╭─ Text

Prep: 15 mins | Activity: 30-45 mins
This is a scenario-based activity in which students must use bacterial growth data to determine the carrying capacity of an “ideal” growing medium and then determine how two different treatments affect the growth and carrying capacity of the medium. Students must graph data, identify the carrying capacity of the system, and then explain how the treatments affected bacterial growth. Graphing may be completed by hand or digitally depending on the skill level of the students.
Look carefully at the colonies of Escherichia coli in the photo above. What questions could you ask about bacterial growth, colony size, and the carrying capacity of the plate and medium in which it’s growing?
How can mathematical representations be used to identify carrying capacity of an ecosystem?
PE HS-LS2-1. Use mathematical and/or computational representations to support explanations of factors that affect carrying capacity of ecosystems at different scales.
Using Mathematics and Computational Thinking
LS2.A: Interdependent Relationships in Ecosystems
Scale, Proportion, and Quantity
No PPE is required for the activity.
Copy or upload student activity page. There is no disposal of waste materials.
These procedures were followed to generate
the data below:
Average Data for 100 Plates
Why was it necessary to test 100 untreated plates?
The untreated plates are a control for the research project. Optimal growth media or growing environment of the control plates allow for the establishment of the carrying capacity of the medium under the best bacterial growing conditions. The treated growth medium can then be compared to the control to determine if the treatments of the growth medium changed the time to reach carrying capacity and the amount of E. coli at the carrying capacity.

╰─
╭─ Given data

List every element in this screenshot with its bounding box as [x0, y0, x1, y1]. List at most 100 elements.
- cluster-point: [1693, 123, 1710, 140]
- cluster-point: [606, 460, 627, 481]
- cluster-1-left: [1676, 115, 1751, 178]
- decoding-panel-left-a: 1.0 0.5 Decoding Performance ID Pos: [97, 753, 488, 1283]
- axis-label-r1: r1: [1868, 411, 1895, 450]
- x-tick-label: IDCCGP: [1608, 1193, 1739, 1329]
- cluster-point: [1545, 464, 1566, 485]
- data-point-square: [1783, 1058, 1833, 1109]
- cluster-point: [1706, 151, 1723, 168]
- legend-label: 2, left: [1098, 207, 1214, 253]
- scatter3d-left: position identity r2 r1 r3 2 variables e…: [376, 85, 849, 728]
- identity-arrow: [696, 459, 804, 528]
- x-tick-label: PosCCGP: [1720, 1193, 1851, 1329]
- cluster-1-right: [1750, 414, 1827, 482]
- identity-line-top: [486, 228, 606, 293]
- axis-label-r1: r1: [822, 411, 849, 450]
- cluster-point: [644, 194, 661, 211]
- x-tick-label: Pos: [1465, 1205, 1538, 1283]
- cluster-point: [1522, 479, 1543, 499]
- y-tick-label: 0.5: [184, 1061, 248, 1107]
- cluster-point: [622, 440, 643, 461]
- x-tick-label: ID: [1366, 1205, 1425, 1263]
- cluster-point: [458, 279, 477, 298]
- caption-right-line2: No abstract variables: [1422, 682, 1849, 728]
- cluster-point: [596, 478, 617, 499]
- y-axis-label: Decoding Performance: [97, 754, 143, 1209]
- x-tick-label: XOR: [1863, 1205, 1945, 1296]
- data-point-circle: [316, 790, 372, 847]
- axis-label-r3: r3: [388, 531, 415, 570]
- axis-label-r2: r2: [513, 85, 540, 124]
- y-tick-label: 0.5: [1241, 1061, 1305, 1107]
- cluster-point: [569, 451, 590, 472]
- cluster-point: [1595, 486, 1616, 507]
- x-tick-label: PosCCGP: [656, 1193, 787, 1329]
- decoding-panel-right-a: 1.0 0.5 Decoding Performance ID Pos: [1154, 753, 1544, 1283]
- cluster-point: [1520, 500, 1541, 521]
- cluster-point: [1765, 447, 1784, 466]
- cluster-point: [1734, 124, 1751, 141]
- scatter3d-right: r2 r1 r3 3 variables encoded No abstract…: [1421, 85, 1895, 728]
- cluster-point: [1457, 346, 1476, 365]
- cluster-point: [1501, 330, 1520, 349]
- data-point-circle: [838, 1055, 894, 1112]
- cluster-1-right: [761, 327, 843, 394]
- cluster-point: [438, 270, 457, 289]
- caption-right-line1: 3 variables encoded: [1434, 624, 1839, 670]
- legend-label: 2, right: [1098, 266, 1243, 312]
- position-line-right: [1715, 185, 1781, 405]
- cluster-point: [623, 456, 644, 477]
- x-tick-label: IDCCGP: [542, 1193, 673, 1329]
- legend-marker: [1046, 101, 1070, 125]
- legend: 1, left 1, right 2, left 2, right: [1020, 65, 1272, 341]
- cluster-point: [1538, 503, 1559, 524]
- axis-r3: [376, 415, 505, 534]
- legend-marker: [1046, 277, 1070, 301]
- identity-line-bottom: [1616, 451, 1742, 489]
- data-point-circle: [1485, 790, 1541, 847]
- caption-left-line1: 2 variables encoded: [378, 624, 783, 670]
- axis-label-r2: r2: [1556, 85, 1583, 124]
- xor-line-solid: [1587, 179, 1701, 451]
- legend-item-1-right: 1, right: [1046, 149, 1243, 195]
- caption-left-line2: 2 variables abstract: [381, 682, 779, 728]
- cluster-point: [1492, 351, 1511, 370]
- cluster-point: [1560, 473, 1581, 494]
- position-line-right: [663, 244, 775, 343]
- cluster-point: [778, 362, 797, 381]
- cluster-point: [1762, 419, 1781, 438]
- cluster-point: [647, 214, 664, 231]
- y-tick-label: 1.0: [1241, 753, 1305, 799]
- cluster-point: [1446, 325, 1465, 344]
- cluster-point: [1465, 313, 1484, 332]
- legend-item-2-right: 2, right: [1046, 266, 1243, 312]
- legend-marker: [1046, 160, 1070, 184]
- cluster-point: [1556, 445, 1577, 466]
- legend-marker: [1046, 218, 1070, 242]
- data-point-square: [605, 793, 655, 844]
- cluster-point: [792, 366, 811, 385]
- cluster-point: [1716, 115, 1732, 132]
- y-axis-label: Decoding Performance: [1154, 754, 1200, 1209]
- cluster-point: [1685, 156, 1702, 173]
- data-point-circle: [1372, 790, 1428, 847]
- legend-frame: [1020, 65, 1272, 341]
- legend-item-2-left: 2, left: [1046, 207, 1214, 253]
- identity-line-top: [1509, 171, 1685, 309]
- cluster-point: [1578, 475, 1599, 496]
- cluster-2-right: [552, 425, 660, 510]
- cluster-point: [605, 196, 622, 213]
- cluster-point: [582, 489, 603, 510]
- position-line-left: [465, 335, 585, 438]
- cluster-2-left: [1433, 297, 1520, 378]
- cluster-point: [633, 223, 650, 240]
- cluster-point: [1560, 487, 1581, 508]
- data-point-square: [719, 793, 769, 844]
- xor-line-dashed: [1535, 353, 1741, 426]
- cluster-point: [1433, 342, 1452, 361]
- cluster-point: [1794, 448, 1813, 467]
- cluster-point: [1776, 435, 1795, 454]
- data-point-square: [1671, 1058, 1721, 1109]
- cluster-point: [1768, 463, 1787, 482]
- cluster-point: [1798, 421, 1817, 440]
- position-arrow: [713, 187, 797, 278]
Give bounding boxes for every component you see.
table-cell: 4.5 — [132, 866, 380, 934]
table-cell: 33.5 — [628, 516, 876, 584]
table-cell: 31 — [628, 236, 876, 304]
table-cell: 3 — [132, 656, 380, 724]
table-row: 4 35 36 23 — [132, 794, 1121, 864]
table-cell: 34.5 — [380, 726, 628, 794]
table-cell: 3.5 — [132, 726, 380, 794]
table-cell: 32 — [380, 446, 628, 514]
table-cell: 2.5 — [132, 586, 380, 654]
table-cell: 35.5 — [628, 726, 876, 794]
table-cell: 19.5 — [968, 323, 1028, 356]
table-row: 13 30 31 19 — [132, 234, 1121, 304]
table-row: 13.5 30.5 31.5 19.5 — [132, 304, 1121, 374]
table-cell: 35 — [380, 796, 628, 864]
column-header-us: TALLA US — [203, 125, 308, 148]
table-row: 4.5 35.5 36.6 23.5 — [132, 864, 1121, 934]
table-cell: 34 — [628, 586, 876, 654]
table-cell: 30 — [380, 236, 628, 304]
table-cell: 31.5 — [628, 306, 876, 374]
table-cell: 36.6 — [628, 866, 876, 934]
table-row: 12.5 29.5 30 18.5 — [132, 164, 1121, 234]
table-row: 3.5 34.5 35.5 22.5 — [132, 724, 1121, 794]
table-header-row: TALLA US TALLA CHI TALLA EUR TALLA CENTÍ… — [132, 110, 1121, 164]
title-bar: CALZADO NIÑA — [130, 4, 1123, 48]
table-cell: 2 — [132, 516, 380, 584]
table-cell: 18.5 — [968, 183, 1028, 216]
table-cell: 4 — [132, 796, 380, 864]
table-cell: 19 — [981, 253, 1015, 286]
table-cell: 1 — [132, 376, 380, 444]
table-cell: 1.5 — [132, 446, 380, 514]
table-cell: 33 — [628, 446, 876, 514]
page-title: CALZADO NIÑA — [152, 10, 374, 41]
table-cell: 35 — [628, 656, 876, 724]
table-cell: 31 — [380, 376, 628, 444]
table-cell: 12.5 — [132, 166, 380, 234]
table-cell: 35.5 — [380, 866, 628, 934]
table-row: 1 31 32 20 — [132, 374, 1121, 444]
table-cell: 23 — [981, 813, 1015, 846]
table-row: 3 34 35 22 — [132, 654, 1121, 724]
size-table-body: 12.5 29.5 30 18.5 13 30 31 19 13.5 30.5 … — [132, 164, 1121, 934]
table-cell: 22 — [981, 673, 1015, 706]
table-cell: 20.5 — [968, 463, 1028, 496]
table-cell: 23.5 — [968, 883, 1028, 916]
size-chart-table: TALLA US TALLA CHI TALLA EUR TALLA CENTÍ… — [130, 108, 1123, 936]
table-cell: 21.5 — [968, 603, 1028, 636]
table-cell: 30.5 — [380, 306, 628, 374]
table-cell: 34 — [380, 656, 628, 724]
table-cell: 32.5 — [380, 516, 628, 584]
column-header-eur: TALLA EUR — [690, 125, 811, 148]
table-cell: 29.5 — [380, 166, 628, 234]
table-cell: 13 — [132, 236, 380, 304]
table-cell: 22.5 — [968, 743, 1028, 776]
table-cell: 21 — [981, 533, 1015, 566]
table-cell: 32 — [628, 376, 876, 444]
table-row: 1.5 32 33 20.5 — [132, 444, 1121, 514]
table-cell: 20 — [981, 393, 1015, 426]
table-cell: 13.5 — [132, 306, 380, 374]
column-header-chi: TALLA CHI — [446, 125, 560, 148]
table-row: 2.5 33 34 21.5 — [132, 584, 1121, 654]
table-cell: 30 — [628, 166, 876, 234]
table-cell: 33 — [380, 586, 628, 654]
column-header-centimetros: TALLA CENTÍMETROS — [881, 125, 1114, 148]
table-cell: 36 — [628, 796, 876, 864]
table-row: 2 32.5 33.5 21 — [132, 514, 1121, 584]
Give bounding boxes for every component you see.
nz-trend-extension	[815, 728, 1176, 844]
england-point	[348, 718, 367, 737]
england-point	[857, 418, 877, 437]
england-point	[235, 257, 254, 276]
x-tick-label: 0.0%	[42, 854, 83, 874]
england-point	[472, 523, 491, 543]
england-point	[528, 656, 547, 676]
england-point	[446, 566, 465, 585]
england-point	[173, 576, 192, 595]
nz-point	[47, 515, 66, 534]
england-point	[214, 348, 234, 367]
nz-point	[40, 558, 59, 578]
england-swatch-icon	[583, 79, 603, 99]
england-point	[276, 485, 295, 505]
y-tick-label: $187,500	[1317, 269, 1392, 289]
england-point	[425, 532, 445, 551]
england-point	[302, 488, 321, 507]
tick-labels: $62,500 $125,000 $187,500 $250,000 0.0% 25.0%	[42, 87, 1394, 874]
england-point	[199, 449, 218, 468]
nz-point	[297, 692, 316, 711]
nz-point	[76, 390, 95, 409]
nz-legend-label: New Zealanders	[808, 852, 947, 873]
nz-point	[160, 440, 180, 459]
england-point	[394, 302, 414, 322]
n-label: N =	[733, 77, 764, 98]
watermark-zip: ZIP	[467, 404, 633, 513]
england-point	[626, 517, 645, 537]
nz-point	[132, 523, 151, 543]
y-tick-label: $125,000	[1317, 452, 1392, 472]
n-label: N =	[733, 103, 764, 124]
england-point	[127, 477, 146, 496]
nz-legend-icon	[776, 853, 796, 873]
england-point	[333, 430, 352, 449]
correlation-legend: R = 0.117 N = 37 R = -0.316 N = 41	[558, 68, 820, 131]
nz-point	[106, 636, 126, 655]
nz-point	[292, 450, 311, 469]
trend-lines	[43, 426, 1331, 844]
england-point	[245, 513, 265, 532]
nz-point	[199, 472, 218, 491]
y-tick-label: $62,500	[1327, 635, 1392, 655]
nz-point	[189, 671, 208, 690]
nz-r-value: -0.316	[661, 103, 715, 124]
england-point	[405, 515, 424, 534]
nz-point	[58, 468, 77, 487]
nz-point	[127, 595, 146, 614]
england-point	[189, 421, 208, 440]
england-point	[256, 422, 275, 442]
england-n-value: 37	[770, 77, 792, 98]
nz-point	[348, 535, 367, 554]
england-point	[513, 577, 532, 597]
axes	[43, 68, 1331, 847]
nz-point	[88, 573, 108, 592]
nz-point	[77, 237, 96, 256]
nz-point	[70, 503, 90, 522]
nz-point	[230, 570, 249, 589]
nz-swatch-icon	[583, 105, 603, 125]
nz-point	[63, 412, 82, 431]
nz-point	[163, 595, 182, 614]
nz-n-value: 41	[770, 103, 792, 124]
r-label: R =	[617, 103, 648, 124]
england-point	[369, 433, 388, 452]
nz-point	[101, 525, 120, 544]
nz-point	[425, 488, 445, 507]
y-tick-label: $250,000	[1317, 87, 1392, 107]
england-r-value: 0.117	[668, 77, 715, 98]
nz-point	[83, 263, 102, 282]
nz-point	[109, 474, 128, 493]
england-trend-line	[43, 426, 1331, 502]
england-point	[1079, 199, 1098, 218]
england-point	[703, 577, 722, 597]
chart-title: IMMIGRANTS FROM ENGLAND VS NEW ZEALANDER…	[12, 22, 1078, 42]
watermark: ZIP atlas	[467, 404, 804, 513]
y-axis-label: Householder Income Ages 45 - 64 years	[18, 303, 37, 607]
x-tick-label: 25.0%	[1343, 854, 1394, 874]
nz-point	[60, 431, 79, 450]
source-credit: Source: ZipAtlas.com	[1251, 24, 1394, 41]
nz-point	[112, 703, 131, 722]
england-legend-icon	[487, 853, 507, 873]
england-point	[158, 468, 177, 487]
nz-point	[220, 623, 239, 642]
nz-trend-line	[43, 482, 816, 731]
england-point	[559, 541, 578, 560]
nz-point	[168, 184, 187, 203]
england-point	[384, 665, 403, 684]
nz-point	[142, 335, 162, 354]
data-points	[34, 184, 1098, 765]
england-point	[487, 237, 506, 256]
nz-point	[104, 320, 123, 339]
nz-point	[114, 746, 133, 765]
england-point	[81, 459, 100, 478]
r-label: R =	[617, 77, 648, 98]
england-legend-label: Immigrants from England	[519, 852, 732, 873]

╰─

Tasks for this exercise:
A - Set down everything from "How can mathematical" down to "at different scales." in the carrying capacity activity, word for word.
B - Resume the carrying capacity activity after its last sentence and keep writing.

Responses by task:
A -
How can mathematical representations be used to identify carrying capacity of an ecosystem?
PE HS-LS2-1. Use mathematical and/or computational representations to support explanations of factors that affect carrying capacity of ecosystems at different scales.

B -
Use the data to explain how treatment A detergent and treatment B detergent affected the E. coli /petri dish ecosystem.
Treatment A decreased the amount of time the E. coli was maintaining carrying capacity individuals and carrying capacity was achieved at about 175 min. The number of cells at carrying capacity also decreased to about 5000 cells. Detergent A decreased maximum growth and the time it took to reach maximum growth. Treatment B had even a shorter time at carrying capacity (about 15 min.), and the number of cells at carrying capacity dropped to about 2600 cells. Carrying capacity was achieved at about 160 minutes which is another decrease. Detergent B showed additional impedance in E. coli growth.
Assuming that both detergents are safe for human consumption and animals, make an argument for which treatment detergent would you recommend for the next stage of testing?
Both detergents showed a decrease in the amount of cell growth and a lower number of cells at carrying capacity. Detergent B had larger decreases than Detergent A and cell growth peaked earlier with Detergent B. Since this product is designed to be used in the field as leafy vegetables are picked, I would recommend further research on Detergent B. The next research step could be to test the detergent on the vegetables with E. coli bacteria present. Researchers will also need to determine how the detergent affects the vegetable itself- color, freshness, odor, how long it stays fresh.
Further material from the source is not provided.